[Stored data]

--- begin ---

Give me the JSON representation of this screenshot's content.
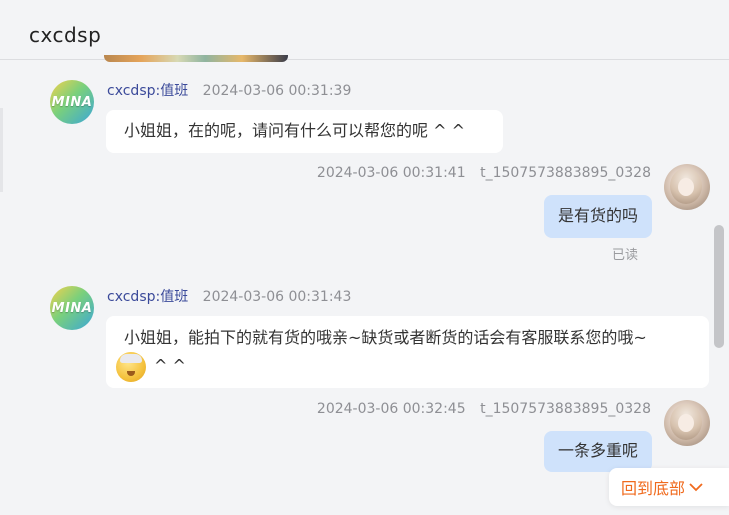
{
  "header": {
    "title": "cxcdsp"
  },
  "messages": [
    {
      "side": "agent",
      "avatar_text": "MINA",
      "sender": "cxcdsp:值班",
      "time": "2024-03-06 00:31:39",
      "text": "小姐姐，在的呢，请问有什么可以帮您的呢 ^ ^"
    },
    {
      "side": "user",
      "time": "2024-03-06 00:31:41",
      "user_id": "t_1507573883895_0328",
      "text": "是有货的吗",
      "status": "已读"
    },
    {
      "side": "agent",
      "avatar_text": "MINA",
      "sender": "cxcdsp:值班",
      "time": "2024-03-06 00:31:43",
      "text_line1": "小姐姐，能拍下的就有货的哦亲~缺货或者断货的话会有客服联系您的哦~",
      "text_line2": "^ ^",
      "emoji": "halo-smile-emoji"
    },
    {
      "side": "user",
      "time": "2024-03-06 00:32:45",
      "user_id": "t_1507573883895_0328",
      "text": "一条多重呢"
    }
  ],
  "back_to_bottom": {
    "label": "回到底部",
    "icon": "chevron-down-icon"
  },
  "colors": {
    "background": "#f3f4f6",
    "agent_bubble": "#ffffff",
    "user_bubble": "#cfe2fb",
    "sender_name": "#3b4a9a",
    "accent_orange": "#f06a1d"
  }
}
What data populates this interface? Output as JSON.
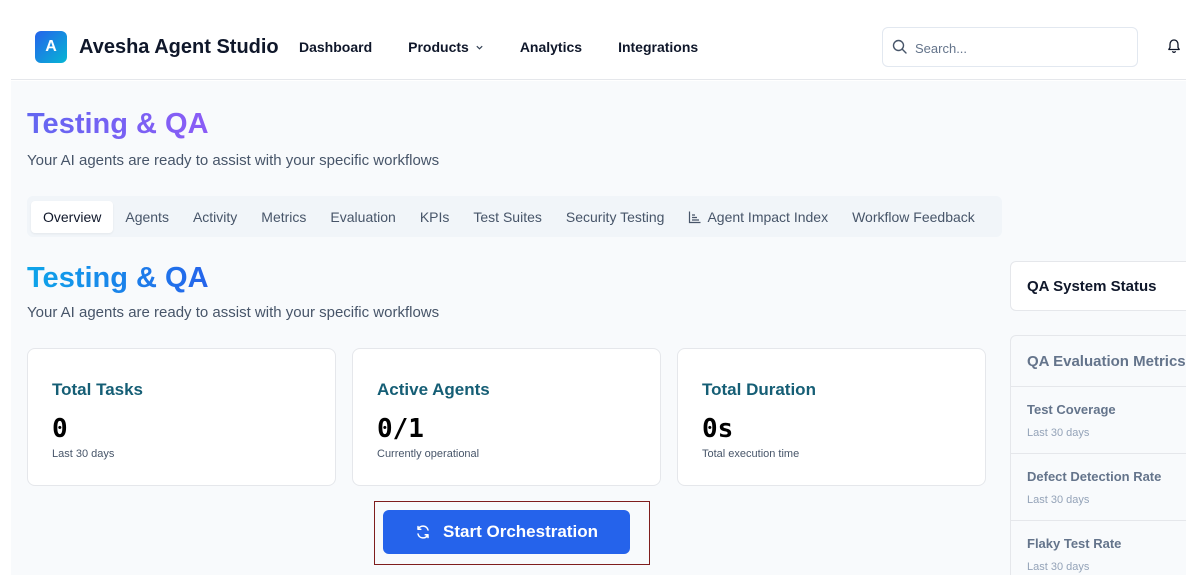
{
  "header": {
    "logo_letter": "A",
    "brand": "Avesha Agent Studio",
    "nav": [
      "Dashboard",
      "Products",
      "Analytics",
      "Integrations"
    ],
    "search_placeholder": "Search..."
  },
  "page": {
    "title": "Testing & QA",
    "subtitle": "Your AI agents are ready to assist with your specific workflows"
  },
  "tabs": [
    "Overview",
    "Agents",
    "Activity",
    "Metrics",
    "Evaluation",
    "KPIs",
    "Test Suites",
    "Security Testing",
    "Agent Impact Index",
    "Workflow Feedback"
  ],
  "section": {
    "title": "Testing & QA",
    "subtitle": "Your AI agents are ready to assist with your specific workflows"
  },
  "cards": [
    {
      "title": "Total Tasks",
      "value": "0",
      "caption": "Last 30 days"
    },
    {
      "title": "Active Agents",
      "value": "0/1",
      "caption": "Currently operational"
    },
    {
      "title": "Total Duration",
      "value": "0s",
      "caption": "Total execution time"
    }
  ],
  "start_button": "Start Orchestration",
  "side": {
    "status_title": "QA System Status",
    "metrics_title": "QA Evaluation Metrics",
    "metrics": [
      {
        "name": "Test Coverage",
        "period": "Last 30 days"
      },
      {
        "name": "Defect Detection Rate",
        "period": "Last 30 days"
      },
      {
        "name": "Flaky Test Rate",
        "period": "Last 30 days"
      }
    ]
  },
  "colors": {
    "primary": "#2563eb",
    "title_purple": "#6366f1",
    "title_blue": "#0ea5e9",
    "card_title": "#155e75"
  }
}
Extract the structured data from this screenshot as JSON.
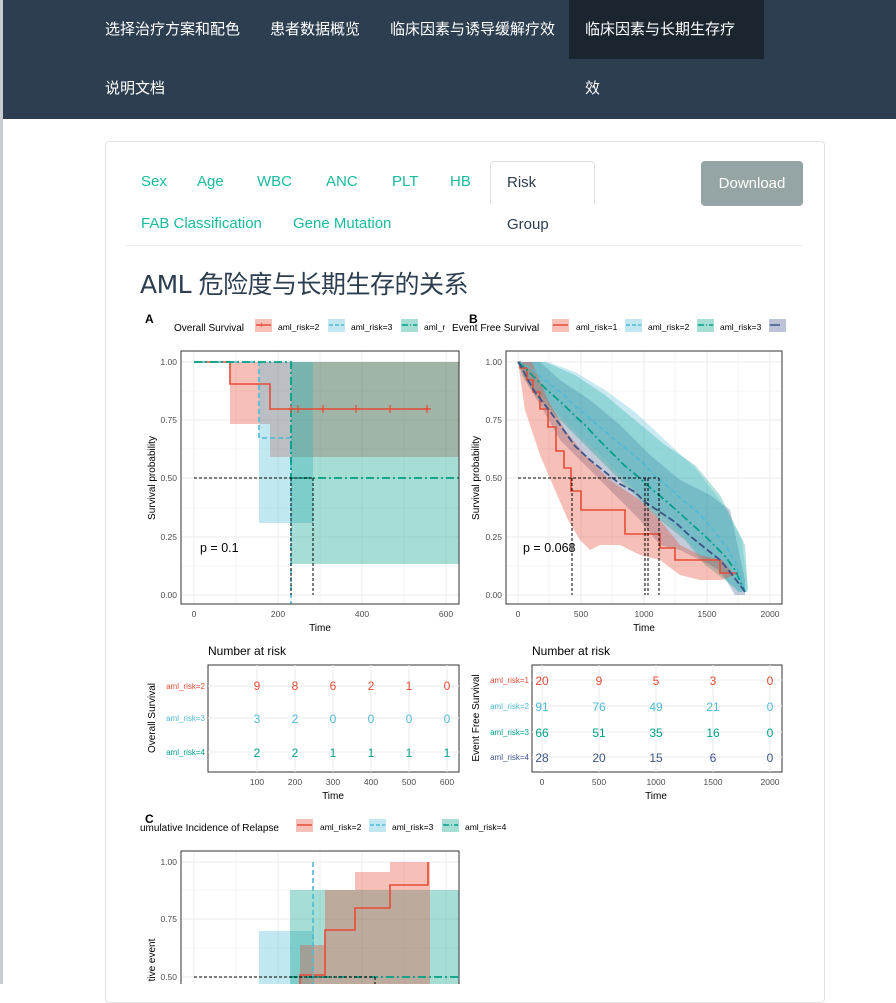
{
  "navbar": {
    "items": [
      "选择治疗方案和配色",
      "患者数据概览",
      "临床因素与诱导缓解疗效",
      "临床因素与长期生存疗效",
      "说明文档"
    ],
    "active_index": 3
  },
  "tabs": {
    "items": [
      "Sex",
      "Age",
      "WBC",
      "ANC",
      "PLT",
      "HB",
      "Risk Group",
      "FAB Classification",
      "Gene Mutation"
    ],
    "active": "Risk Group"
  },
  "download_label": "Download",
  "page_title": "AML 危险度与长期生存的关系",
  "colors": {
    "risk1": "#e64b35",
    "risk2": "#4dbbd5",
    "risk3": "#00a087",
    "risk4": "#3c5488",
    "nav_bg": "#2c3e50",
    "tab_link": "#18bc9c"
  },
  "figure": {
    "panel_a": {
      "letter": "A",
      "legend_title": "Overall Survival",
      "legend_items": [
        "aml_risk=2",
        "aml_risk=3",
        "aml_r"
      ],
      "ylabel": "Survival probability",
      "xlabel": "Time",
      "pvalue": "p = 0.1",
      "y_ticks": [
        "0.00",
        "0.25",
        "0.50",
        "0.75",
        "1.00"
      ],
      "x_ticks": [
        "0",
        "200",
        "400",
        "600"
      ],
      "risk_table": {
        "title": "Number at risk",
        "ylabel": "Overall Survival",
        "xlabel": "Time",
        "x_ticks": [
          "100",
          "200",
          "300",
          "400",
          "500",
          "600"
        ],
        "rows": [
          {
            "label": "aml_risk=2",
            "values": [
              "9",
              "8",
              "6",
              "2",
              "1",
              "0"
            ]
          },
          {
            "label": "aml_risk=3",
            "values": [
              "3",
              "2",
              "0",
              "0",
              "0",
              "0"
            ]
          },
          {
            "label": "aml_risk=4",
            "values": [
              "2",
              "2",
              "1",
              "1",
              "1",
              "1"
            ]
          }
        ]
      }
    },
    "panel_b": {
      "letter": "B",
      "legend_title": "Event Free Survival",
      "legend_items": [
        "aml_risk=1",
        "aml_risk=2",
        "aml_risk=3"
      ],
      "ylabel": "Survival probability",
      "xlabel": "Time",
      "pvalue": "p = 0.068",
      "y_ticks": [
        "0.00",
        "0.25",
        "0.50",
        "0.75",
        "1.00"
      ],
      "x_ticks": [
        "0",
        "500",
        "1000",
        "1500",
        "2000"
      ],
      "risk_table": {
        "title": "Number at risk",
        "ylabel": "Event Free Survival",
        "xlabel": "Time",
        "x_ticks": [
          "0",
          "500",
          "1000",
          "1500",
          "2000"
        ],
        "rows": [
          {
            "label": "aml_risk=1",
            "values": [
              "20",
              "9",
              "5",
              "3",
              "0"
            ]
          },
          {
            "label": "aml_risk=2",
            "values": [
              "91",
              "76",
              "49",
              "21",
              "0"
            ]
          },
          {
            "label": "aml_risk=3",
            "values": [
              "66",
              "51",
              "35",
              "16",
              "0"
            ]
          },
          {
            "label": "aml_risk=4",
            "values": [
              "28",
              "20",
              "15",
              "6",
              "0"
            ]
          }
        ]
      }
    },
    "panel_c": {
      "letter": "C",
      "legend_title": "umulative Incidence of Relapse",
      "legend_items": [
        "aml_risk=2",
        "aml_risk=3",
        "aml_risk=4"
      ],
      "ylabel": "tive event",
      "y_ticks": [
        "0.50",
        "0.75",
        "1.00"
      ]
    }
  }
}
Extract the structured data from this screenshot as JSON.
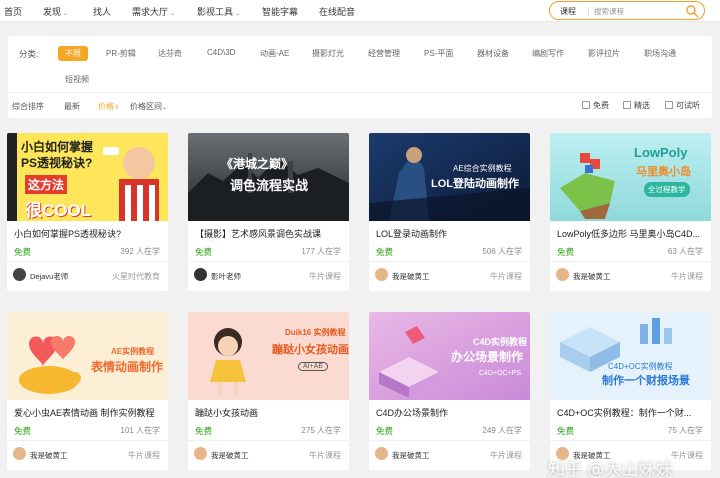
{
  "nav": {
    "items": [
      {
        "label": "首页",
        "chevron": false
      },
      {
        "label": "发现",
        "chevron": true
      },
      {
        "label": "找人",
        "chevron": false
      },
      {
        "label": "需求大厅",
        "chevron": true
      },
      {
        "label": "影视工具",
        "chevron": true
      },
      {
        "label": "智能字幕",
        "chevron": false
      },
      {
        "label": "在线配音",
        "chevron": false
      }
    ],
    "search": {
      "category": "课程",
      "placeholder": "搜索课程",
      "icon": "search-icon"
    }
  },
  "filters": {
    "category_label": "分类:",
    "tags": [
      "不限",
      "PR-剪辑",
      "达芬奇",
      "C4D\\3D",
      "动画-AE",
      "摄影灯光",
      "经营管理",
      "PS-平面",
      "器材设备",
      "编剧写作",
      "影评拉片",
      "职场沟通",
      "短视频"
    ],
    "active_tag": "不限",
    "sort": [
      {
        "label": "综合排序",
        "arrow": ""
      },
      {
        "label": "最新",
        "arrow": ""
      },
      {
        "label": "价格",
        "arrow": "⇕"
      },
      {
        "label": "价格区间",
        "arrow": "⌄"
      }
    ],
    "active_sort": "价格",
    "checks": [
      "免费",
      "精选",
      "可试听"
    ]
  },
  "cards": [
    {
      "title": "小白如何掌握PS透视秘诀?",
      "price": "免费",
      "learners": "392 人在学",
      "teacher": "Dejavu老师",
      "institution": "火星时代教育",
      "thumb_lines": [
        "小白如何掌握",
        "PS透视秘诀?",
        "这方法",
        "很COOL"
      ]
    },
    {
      "title": "【摄影】艺术感风景调色实战课",
      "price": "免费",
      "learners": "177 人在学",
      "teacher": "影叶老师",
      "institution": "牛片课程",
      "thumb_lines": [
        "《港城之巅》",
        "调色流程实战"
      ]
    },
    {
      "title": "LOL登录动画制作",
      "price": "免费",
      "learners": "506 人在学",
      "teacher": "我是破黄工",
      "institution": "牛片课程",
      "thumb_lines": [
        "AE综合实例教程",
        "LOL登陆动画制作"
      ]
    },
    {
      "title": "LowPoly低多边形 马里奥小岛C4D...",
      "price": "免费",
      "learners": "63 人在学",
      "teacher": "我是破黄工",
      "institution": "牛片课程",
      "thumb_lines": [
        "LowPoly",
        "马里奥小岛",
        "全过程教学"
      ]
    },
    {
      "title": "爱心小虫AE表情动画 制作实例教程",
      "price": "免费",
      "learners": "101 人在学",
      "teacher": "我是破黄工",
      "institution": "牛片课程",
      "thumb_lines": [
        "AE实例教程",
        "表情动画制作"
      ]
    },
    {
      "title": "蹦跶小女孩动画",
      "price": "免费",
      "learners": "275 人在学",
      "teacher": "我是破黄工",
      "institution": "牛片课程",
      "thumb_lines": [
        "Duik16 实例教程",
        "蹦跶小女孩动画",
        "AI+AE"
      ]
    },
    {
      "title": "C4D办公场景制作",
      "price": "免费",
      "learners": "249 人在学",
      "teacher": "我是破黄工",
      "institution": "牛片课程",
      "thumb_lines": [
        "C4D实例教程",
        "办公场景制作",
        "C4D+OC+PS"
      ]
    },
    {
      "title": "C4D+OC实例教程：制作一个财...",
      "price": "免费",
      "learners": "75 人在学",
      "teacher": "我是破黄工",
      "institution": "牛片课程",
      "thumb_lines": [
        "C4D+OC实例教程",
        "制作一个财报场景"
      ]
    }
  ],
  "watermark": "知乎 @大山妹妹",
  "colors": {
    "accent": "#f5a623",
    "free": "#2aa515",
    "background": "#f1f1f1"
  }
}
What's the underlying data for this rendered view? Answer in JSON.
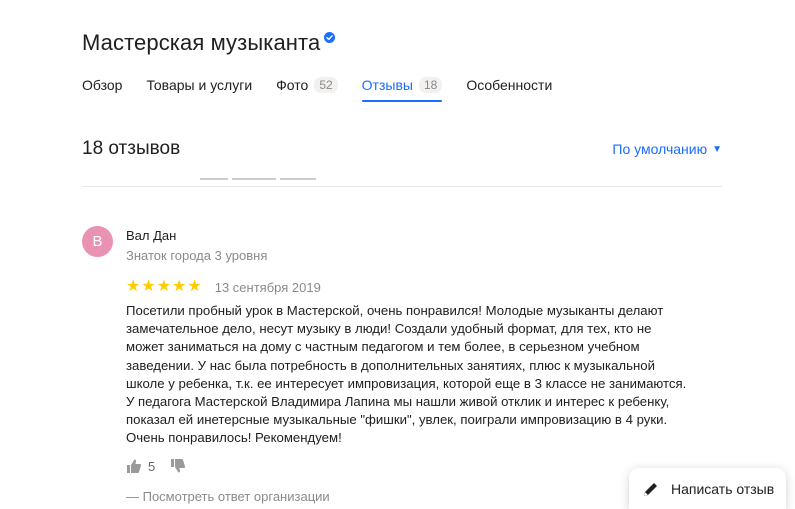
{
  "org": {
    "title": "Мастерская музыканта",
    "verified_icon": "verified-check-icon"
  },
  "tabs": [
    {
      "label": "Обзор",
      "count": ""
    },
    {
      "label": "Товары и услуги",
      "count": ""
    },
    {
      "label": "Фото",
      "count": "52"
    },
    {
      "label": "Отзывы",
      "count": "18",
      "active": true
    },
    {
      "label": "Особенности",
      "count": ""
    }
  ],
  "reviews": {
    "count_label": "18 отзывов",
    "sort_label": "По умолчанию"
  },
  "review": {
    "avatar_letter": "В",
    "avatar_color": "#e992b4",
    "author": "Вал Дан",
    "level": "Знаток города 3 уровня",
    "rating": 5,
    "date": "13 сентября 2019",
    "text": [
      "Посетили пробный урок в Мастерской, очень понравился! Молодые музыканты делают",
      "замечательное дело, несут музыку в люди! Создали удобный формат, для тех, кто не",
      "может заниматься на дому с частным педагогом и тем более, в серьезном учебном",
      "заведении. У нас была потребность в дополнительных занятиях, плюс к музыкальной",
      "школе у ребенка, т.к. ее интересует импровизация, которой еще в 3 классе не занимаются.",
      "У педагога Мастерской Владимира Лапина мы нашли живой отклик и интерес к ребенку,",
      "показал ей инетерсные музыкальные \"фишки\", увлек, поиграли импровизацию в 4 руки.",
      "Очень понравилось! Рекомендуем!"
    ],
    "likes": "5",
    "org_reply_label": "— Посмотреть ответ организации"
  },
  "write_review": {
    "label": "Написать отзыв"
  },
  "colors": {
    "accent": "#196dff",
    "star": "#ffcc00",
    "muted": "#8a8a8a"
  }
}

--- end ---

◆ PROBLEM TO SOLVE:
Return every line of the preceding records in which the word "Overall" appears.

◆ SOLUTION TO THIS EXERCISE:
      "legend_title": "Overall Survival",
        "ylabel": "Overall Survival",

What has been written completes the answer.